[To be done]
Extract each line from the entries below that has the string "color" in it.

[Input for this task]
= = = =

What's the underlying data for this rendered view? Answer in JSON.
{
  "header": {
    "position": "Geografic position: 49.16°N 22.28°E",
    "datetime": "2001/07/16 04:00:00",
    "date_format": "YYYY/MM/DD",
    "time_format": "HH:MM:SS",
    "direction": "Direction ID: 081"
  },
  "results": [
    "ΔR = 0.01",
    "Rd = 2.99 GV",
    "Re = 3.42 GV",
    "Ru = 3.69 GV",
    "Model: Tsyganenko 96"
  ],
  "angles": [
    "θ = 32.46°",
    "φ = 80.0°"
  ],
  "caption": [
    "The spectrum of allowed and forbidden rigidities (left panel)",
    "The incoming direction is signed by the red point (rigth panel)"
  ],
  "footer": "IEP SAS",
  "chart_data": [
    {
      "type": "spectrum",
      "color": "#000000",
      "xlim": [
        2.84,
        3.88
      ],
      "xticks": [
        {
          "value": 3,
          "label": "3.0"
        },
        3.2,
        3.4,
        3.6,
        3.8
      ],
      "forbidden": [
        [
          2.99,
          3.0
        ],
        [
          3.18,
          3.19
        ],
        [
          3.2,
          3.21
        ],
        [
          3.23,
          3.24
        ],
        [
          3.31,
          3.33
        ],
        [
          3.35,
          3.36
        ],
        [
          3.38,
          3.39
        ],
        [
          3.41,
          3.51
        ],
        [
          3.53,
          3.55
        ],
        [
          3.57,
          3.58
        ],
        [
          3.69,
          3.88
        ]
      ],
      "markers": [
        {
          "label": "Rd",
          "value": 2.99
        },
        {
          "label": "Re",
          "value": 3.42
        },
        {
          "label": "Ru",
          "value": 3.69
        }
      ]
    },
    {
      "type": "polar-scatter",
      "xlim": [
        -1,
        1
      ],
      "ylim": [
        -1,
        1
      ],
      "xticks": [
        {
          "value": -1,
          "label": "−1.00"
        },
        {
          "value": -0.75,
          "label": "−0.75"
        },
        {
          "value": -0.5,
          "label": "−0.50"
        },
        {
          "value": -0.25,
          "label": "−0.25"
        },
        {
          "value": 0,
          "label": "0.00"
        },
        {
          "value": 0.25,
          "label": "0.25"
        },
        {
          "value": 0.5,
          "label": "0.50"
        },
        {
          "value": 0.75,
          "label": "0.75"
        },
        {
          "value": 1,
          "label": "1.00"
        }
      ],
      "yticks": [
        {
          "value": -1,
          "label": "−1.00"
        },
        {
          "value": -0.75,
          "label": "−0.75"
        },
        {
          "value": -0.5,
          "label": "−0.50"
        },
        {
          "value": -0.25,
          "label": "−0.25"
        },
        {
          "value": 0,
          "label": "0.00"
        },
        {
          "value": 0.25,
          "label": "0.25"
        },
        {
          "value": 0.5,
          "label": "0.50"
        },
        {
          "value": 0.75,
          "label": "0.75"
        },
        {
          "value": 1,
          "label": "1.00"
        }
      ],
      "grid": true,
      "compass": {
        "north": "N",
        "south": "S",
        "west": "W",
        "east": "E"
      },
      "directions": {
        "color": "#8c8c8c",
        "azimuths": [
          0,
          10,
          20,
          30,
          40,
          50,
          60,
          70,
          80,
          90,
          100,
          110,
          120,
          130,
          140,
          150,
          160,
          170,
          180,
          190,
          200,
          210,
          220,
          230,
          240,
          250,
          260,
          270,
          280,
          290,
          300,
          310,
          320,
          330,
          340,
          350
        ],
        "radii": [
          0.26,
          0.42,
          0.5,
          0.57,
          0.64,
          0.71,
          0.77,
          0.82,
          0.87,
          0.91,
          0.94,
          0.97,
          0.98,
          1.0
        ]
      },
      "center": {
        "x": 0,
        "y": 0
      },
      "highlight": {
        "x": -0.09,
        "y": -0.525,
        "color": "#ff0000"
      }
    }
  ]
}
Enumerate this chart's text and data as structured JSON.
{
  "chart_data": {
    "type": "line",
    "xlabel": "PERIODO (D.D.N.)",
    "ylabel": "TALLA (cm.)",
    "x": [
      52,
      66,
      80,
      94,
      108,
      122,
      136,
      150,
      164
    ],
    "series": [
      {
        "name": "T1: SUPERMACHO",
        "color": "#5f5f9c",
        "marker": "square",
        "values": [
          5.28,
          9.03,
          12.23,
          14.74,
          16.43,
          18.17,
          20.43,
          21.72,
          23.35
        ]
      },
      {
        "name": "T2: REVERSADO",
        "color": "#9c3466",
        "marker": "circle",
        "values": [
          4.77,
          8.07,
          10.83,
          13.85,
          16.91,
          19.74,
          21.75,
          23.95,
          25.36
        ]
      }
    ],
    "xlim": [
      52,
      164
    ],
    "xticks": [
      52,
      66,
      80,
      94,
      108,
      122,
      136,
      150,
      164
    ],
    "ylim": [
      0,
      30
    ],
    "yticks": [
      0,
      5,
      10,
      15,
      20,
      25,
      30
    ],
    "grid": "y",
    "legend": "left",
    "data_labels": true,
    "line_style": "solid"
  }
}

= = = =

[The answer]
      "color": "#000000",
        "color": "#8c8c8c",
        "color": "#ff0000"
        "color": "#5f5f9c",
        "color": "#9c3466",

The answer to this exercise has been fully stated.